DESCRIPTION OF THE TASK
Set each entry down verbatim, omitting images.

ROWS
● ● ● ●

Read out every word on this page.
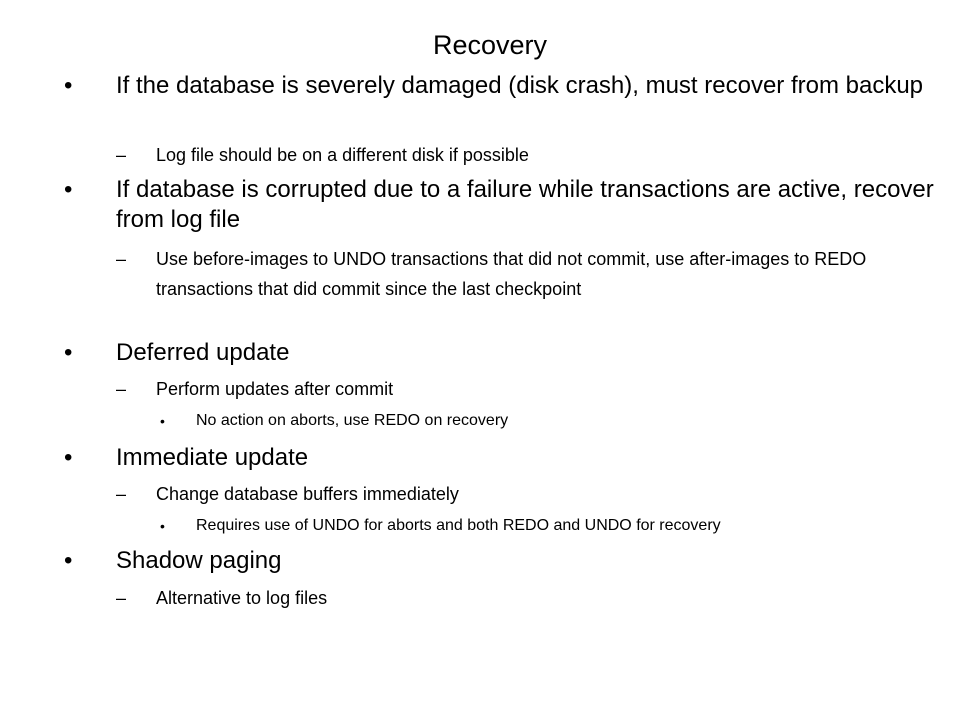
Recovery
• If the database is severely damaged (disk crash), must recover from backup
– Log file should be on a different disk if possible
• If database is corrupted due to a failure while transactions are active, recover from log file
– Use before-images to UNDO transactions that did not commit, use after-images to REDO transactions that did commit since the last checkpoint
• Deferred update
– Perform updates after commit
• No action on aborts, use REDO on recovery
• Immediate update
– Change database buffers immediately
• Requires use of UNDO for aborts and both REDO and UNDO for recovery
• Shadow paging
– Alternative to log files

● ● ● ●

OUTPUT OF THE EXERCISE
Read out every word on this page.
Recovery
• If the database is severely damaged (disk crash), must recover from backup
– Log file should be on a different disk if possible
• If database is corrupted due to a failure while transactions are active, recover from log file
– Use before-images to UNDO transactions that did not commit, use after-images to REDO transactions that did commit since the last checkpoint
• Deferred update
– Perform updates after commit
• No action on aborts, use REDO on recovery
• Immediate update
– Change database buffers immediately
• Requires use of UNDO for aborts and both REDO and UNDO for recovery
• Shadow paging
– Alternative to log files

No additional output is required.